● Work required: Scan the data. Collect each line that contains the word "Demand".

● Dataset:
==========

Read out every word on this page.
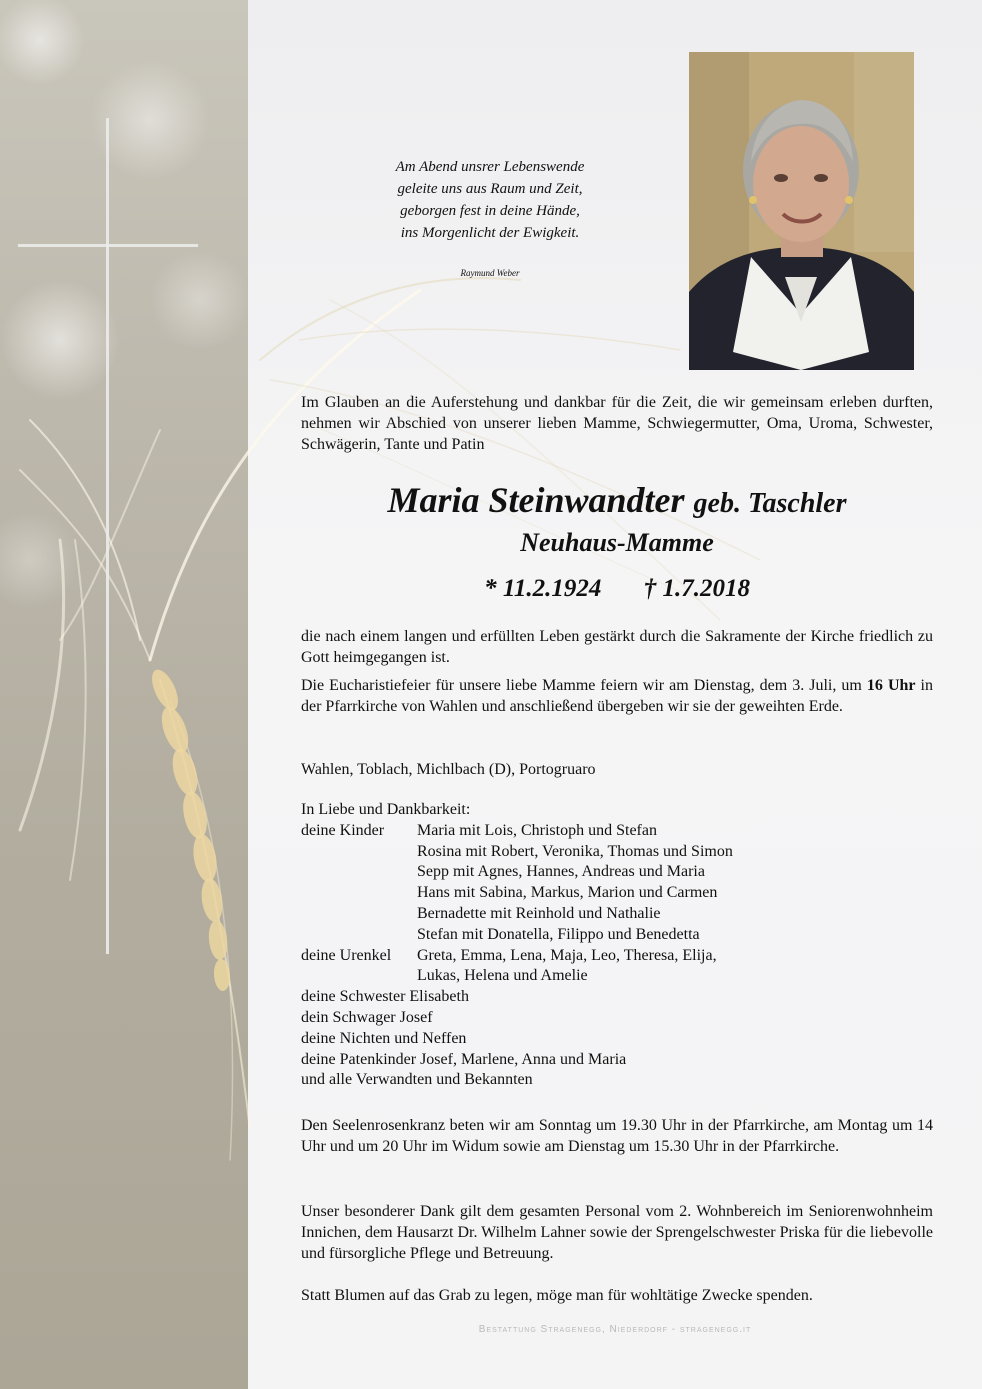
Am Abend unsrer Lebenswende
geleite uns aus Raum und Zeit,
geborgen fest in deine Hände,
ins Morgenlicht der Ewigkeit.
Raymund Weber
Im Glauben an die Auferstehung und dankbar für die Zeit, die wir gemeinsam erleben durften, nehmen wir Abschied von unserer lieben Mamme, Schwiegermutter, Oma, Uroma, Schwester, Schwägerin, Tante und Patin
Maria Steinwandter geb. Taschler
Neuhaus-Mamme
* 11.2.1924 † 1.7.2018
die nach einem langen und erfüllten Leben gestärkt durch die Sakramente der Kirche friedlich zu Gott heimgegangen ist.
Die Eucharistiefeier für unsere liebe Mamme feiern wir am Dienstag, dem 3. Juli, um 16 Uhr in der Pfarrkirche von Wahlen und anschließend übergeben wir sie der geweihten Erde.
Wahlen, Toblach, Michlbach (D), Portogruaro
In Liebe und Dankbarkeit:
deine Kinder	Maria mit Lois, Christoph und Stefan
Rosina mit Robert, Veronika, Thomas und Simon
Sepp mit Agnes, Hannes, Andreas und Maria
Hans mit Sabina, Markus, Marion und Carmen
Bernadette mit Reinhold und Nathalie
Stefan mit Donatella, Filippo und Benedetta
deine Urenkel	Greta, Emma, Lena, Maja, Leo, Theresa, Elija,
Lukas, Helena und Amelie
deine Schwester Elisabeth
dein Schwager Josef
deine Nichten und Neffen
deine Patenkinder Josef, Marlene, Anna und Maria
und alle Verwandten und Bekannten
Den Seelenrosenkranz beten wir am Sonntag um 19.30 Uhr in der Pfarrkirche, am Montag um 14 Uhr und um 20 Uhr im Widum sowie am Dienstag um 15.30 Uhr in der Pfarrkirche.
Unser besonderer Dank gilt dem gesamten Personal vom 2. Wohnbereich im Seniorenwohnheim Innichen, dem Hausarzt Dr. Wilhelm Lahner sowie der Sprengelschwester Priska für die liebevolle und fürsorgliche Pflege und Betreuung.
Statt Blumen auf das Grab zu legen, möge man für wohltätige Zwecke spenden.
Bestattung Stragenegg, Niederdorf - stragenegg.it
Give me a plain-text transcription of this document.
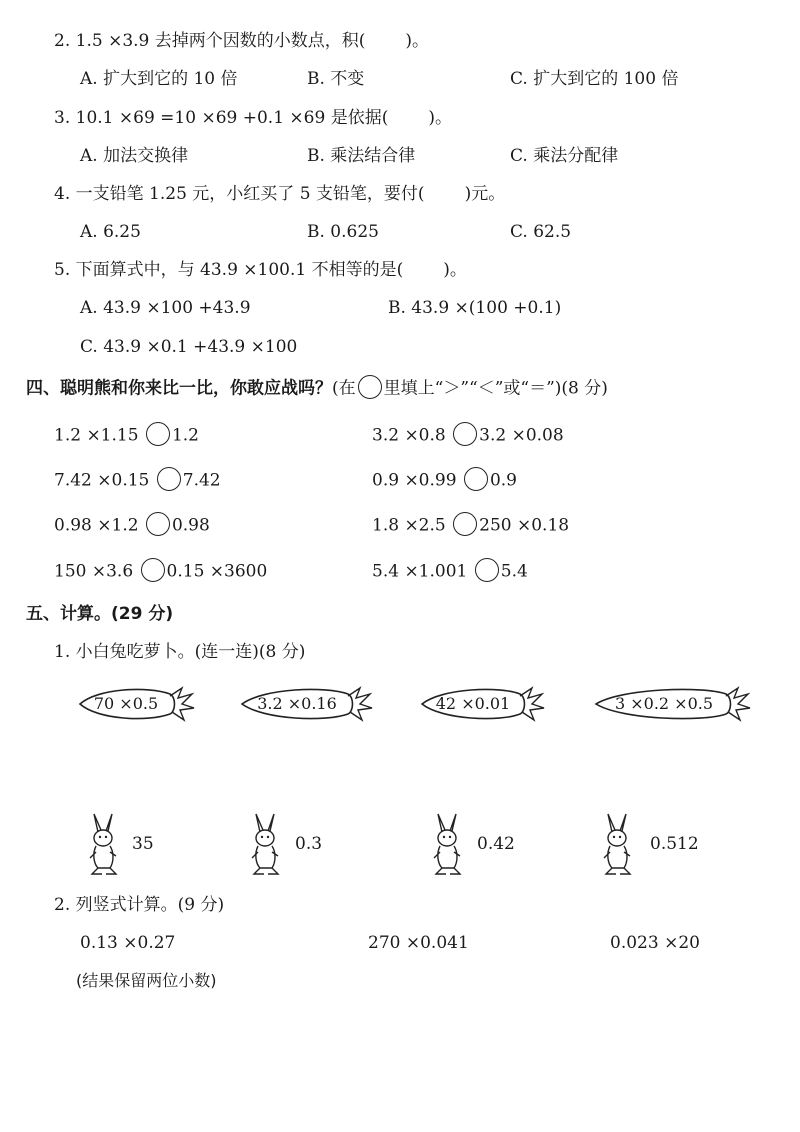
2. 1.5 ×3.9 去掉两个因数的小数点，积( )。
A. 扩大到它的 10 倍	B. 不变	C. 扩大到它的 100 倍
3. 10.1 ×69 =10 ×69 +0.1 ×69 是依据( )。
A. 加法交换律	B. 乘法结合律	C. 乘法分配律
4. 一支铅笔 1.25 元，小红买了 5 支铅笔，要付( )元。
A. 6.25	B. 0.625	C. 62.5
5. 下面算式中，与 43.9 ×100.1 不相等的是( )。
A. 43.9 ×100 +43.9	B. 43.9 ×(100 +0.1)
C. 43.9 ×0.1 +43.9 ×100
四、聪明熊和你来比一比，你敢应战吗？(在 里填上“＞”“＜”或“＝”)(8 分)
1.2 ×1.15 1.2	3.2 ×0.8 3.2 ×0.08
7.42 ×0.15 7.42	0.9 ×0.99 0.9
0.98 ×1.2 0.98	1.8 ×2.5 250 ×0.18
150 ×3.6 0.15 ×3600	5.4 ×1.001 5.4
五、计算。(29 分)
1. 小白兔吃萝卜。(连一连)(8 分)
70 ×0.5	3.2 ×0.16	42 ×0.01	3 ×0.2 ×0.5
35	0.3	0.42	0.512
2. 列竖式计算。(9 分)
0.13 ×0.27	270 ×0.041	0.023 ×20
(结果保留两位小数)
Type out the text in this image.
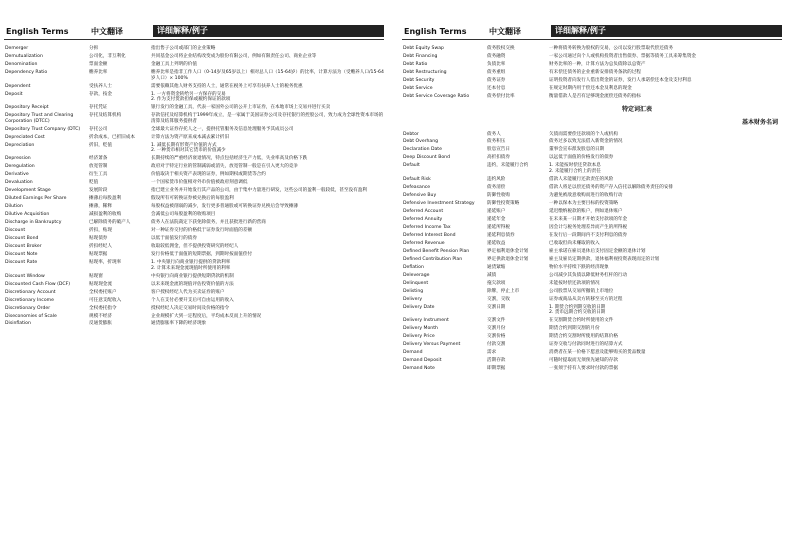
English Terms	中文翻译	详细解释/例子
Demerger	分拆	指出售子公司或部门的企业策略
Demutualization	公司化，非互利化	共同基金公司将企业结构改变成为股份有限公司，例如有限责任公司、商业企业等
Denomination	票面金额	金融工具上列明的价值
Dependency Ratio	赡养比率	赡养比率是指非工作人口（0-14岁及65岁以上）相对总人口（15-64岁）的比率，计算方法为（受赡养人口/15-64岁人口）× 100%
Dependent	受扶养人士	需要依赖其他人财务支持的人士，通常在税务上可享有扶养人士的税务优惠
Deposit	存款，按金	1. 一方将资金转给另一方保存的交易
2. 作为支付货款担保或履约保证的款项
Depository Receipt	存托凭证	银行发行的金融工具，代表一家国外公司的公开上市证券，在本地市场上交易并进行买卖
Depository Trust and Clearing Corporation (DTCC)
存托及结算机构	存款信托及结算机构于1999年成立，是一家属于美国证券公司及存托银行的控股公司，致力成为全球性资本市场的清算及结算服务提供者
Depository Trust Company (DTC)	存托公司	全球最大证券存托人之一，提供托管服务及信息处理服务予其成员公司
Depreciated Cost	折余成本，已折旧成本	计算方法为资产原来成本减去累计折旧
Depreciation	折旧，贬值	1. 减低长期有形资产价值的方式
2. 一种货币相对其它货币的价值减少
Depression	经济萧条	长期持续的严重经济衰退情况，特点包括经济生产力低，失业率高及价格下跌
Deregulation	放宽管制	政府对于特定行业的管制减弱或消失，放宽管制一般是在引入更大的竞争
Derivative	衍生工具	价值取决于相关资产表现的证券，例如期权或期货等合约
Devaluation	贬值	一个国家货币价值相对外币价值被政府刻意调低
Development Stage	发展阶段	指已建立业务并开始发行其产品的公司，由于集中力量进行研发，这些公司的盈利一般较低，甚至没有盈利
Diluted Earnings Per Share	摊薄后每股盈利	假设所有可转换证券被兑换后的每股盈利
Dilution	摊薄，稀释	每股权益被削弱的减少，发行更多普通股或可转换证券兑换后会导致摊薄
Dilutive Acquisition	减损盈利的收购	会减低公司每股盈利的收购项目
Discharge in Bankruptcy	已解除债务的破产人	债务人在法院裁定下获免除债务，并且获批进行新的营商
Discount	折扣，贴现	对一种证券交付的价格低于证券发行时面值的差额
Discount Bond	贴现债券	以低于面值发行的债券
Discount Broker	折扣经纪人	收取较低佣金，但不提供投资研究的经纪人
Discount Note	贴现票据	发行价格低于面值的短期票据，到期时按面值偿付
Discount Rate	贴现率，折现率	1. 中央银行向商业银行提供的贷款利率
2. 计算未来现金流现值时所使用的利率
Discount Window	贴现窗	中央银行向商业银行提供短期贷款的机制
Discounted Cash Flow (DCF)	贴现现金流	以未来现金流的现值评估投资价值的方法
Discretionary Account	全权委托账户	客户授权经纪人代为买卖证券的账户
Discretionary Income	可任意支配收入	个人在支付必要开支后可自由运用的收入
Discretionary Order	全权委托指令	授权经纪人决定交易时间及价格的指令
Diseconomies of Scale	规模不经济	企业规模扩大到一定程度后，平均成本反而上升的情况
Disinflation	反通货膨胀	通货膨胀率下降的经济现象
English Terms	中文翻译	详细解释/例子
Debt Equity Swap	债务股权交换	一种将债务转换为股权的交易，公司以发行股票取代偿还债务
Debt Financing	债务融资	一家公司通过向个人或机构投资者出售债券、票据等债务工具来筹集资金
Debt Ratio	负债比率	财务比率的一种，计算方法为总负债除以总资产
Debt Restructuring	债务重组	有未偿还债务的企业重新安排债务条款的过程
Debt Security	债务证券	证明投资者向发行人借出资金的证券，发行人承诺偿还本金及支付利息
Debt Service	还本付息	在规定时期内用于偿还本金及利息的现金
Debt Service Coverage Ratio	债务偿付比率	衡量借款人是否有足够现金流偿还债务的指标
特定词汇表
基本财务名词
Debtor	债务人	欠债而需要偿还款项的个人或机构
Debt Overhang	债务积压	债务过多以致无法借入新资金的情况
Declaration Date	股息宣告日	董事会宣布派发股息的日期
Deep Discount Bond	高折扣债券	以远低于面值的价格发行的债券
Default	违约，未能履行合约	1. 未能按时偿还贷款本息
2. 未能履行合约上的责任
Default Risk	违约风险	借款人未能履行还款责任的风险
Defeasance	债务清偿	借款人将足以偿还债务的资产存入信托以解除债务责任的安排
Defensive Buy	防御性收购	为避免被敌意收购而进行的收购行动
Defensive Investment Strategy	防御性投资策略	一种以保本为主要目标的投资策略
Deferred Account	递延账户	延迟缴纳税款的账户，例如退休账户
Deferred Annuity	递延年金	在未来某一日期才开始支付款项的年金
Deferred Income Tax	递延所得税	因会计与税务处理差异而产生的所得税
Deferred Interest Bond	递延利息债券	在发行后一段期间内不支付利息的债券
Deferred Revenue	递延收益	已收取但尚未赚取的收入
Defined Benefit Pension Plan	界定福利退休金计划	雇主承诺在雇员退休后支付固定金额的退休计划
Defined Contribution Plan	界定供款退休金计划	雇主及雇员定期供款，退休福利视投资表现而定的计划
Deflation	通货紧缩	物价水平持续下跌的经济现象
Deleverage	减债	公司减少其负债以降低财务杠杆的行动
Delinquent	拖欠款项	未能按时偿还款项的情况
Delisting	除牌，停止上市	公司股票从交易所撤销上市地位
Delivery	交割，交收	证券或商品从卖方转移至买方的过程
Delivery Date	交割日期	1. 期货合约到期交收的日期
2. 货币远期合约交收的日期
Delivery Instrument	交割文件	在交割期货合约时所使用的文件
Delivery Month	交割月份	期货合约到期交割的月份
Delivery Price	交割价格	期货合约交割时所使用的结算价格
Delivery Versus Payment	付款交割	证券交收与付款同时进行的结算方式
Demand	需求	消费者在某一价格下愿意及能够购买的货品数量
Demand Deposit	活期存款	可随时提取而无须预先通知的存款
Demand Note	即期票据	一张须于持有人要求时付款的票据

==========

● Answer to this exercise:
Demand	需求	消费者在某一价格下愿意及能够购买的货品数量
Demand Deposit	活期存款	可随时提取而无须预先通知的存款
Demand Note	即期票据	一张须于持有人要求时付款的票据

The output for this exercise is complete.